───── Fragmento de texto

Noticias de literatura
El poeta, narrador e infatigable viajero Juan Sebastián Gaviria, autor de
Inti Manic, Cicatriz Souvenir y Cenizas en América, decidió terciar en la pugna
mediática sobre la prohibición de las armas en Bogotá propuesta por el alcalde
Petro, y como es su costumbre, del lado del furor. A continuación su mensaje
donde se postula como abogado del diablo.
Petro se trepa en la tarima, y como primer gesto, escondido tras una expresión
de arrogancia, anuncia que pretende iniciar un desarme masivo en la ciudad de
Bogotá, iniciativa respaldada por nuestras ineptas fuerzas armadas policiales.
Ahora, toda mi vida he vivido en contacto con las armas blancas y de fuego, y si
algo he aprendido es que la ignorancia de quienes le temen a los fierros es
generada por la irresponsabilidad de quienes no saben cómo manejarlos. No
obstante, considero que todo hombre que no esté en problemas con la ley tiene
derecho a estar armado (siempre y cuando conozca las normas de seguridad y los
mecanismos del arma) sobre todo en un país cuyo gobierno no puede garantizar su
tranquilidad. ¿No sería más inteligente y menos torpe, más sutil y efectivo
comenzar a regular la expedición de permisos, para que las armas no caigan en
manos equivocadas? Pero Petro decide arrancar el árbol de raíz, y como siempre,
la única manera en que nuestro gobierno hace sentir su presencia es por medio de
la prohibición, en lugar de la regularización y el control. ¿Por qué no se toma
Petro el tiempo de organizar a la policía nacional, y establecer un verdadero
esquema para garantizar la seguridad en la calles, antes de pretender quitarnos
de las manos lo único que nos pone en una situación de igualdad frente a los
asaltantes, sicarios, secuestradores y demás? Petro dice que Bogotá no es el
lejano oeste. ¿Ah, no? Pues la calle donde él vive, en uno de los mejores
barrios de Bogotá, es abundante en ladrones y rateritos de poca monta, y no es
extraño ver en los postes avisos pegados con engrudo donde los habitantes de la
cuadra (aquellos que no pueden andar escoltados por la policía nacional como el
señor alcalde) previenen a los transeúntes de la presencia de atracadores. El
nuevo alcalde habla de acabar con una "mentalidad de autodefensa", pero,
¿realmente pretende que nos abandonemos ciegamente a la absoluta torpeza e
ineptitud de los policías que adornan nuestras aceras? Además, ¿acaso los
sicarios y atracadores andan con permiso de porte? ¿Afecta a los criminales en
algún grado esta medida? No. Así que quienes se alegraron, creyendo que esta
nueva medida disminuirá las probabilidades de que sean atracados, pueden dejar
de aplaudir.

──────────
───── Listado de datos

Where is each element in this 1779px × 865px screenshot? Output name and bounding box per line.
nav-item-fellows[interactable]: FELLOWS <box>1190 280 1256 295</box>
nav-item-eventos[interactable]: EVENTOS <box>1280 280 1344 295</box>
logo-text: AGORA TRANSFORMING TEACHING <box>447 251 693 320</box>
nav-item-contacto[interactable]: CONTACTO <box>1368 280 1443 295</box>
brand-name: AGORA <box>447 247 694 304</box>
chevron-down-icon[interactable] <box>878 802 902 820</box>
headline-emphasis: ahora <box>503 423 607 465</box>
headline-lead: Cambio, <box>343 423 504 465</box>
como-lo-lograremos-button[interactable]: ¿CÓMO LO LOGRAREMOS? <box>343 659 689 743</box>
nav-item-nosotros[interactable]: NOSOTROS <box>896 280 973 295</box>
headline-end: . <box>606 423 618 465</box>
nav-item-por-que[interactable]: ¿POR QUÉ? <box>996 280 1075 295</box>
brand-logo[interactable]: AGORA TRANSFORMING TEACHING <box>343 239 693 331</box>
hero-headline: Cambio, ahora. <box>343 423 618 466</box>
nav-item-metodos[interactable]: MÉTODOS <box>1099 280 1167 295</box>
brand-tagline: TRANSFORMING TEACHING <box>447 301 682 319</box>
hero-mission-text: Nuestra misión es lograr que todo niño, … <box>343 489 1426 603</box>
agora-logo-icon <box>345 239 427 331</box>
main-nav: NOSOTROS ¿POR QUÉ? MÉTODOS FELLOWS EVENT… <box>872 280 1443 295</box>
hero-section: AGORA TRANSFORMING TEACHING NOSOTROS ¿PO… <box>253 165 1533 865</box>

──────────

### Requisitos del ejercicio
1. ¿Qué obras de Juan Sebastián Gaviria menciona el texto sobre el desarme en Bogotá?
2. Indica, por favor, si cada afirmación coincide con el texto sobre el desarme en Bogotá, con sí o no y la cita que lo decide: (a) El autor considera que todo hombre sin problemas con la ley tiene derecho a estar armado. (b) Petro afirma que Bogotá es el lejano oeste. (c) La iniciativa de desarme cuenta con el respaldo de las fuerzas armadas policiales.
3. Prolonga el texto sobre el desarme en Bogotá a partir de su última oración.

### Respuestas de tareas
1. Inti Manic, Cicatriz Souvenir y Cenizas en América.

2.
(a) Sí: "considero que todo hombre que no esté en problemas con la ley tiene derecho a estar armado".
(b) No: "Petro dice que Bogotá no es el lejano oeste".
(c) Sí: "iniciativa respaldada por nuestras ineptas fuerzas armadas policiales".

3.
Esta medida no afecta a los asaltantes, sicarios y secuestradores, sino al tipo
de clase media que tiene su fierro para proteger sus bienes y su familia, y que
sabe que, sobre todo en una ciudad como Bogotá, como dicen los raperos, es mejor
tener un arma y no necesitarla que necesitarla y no tenerla.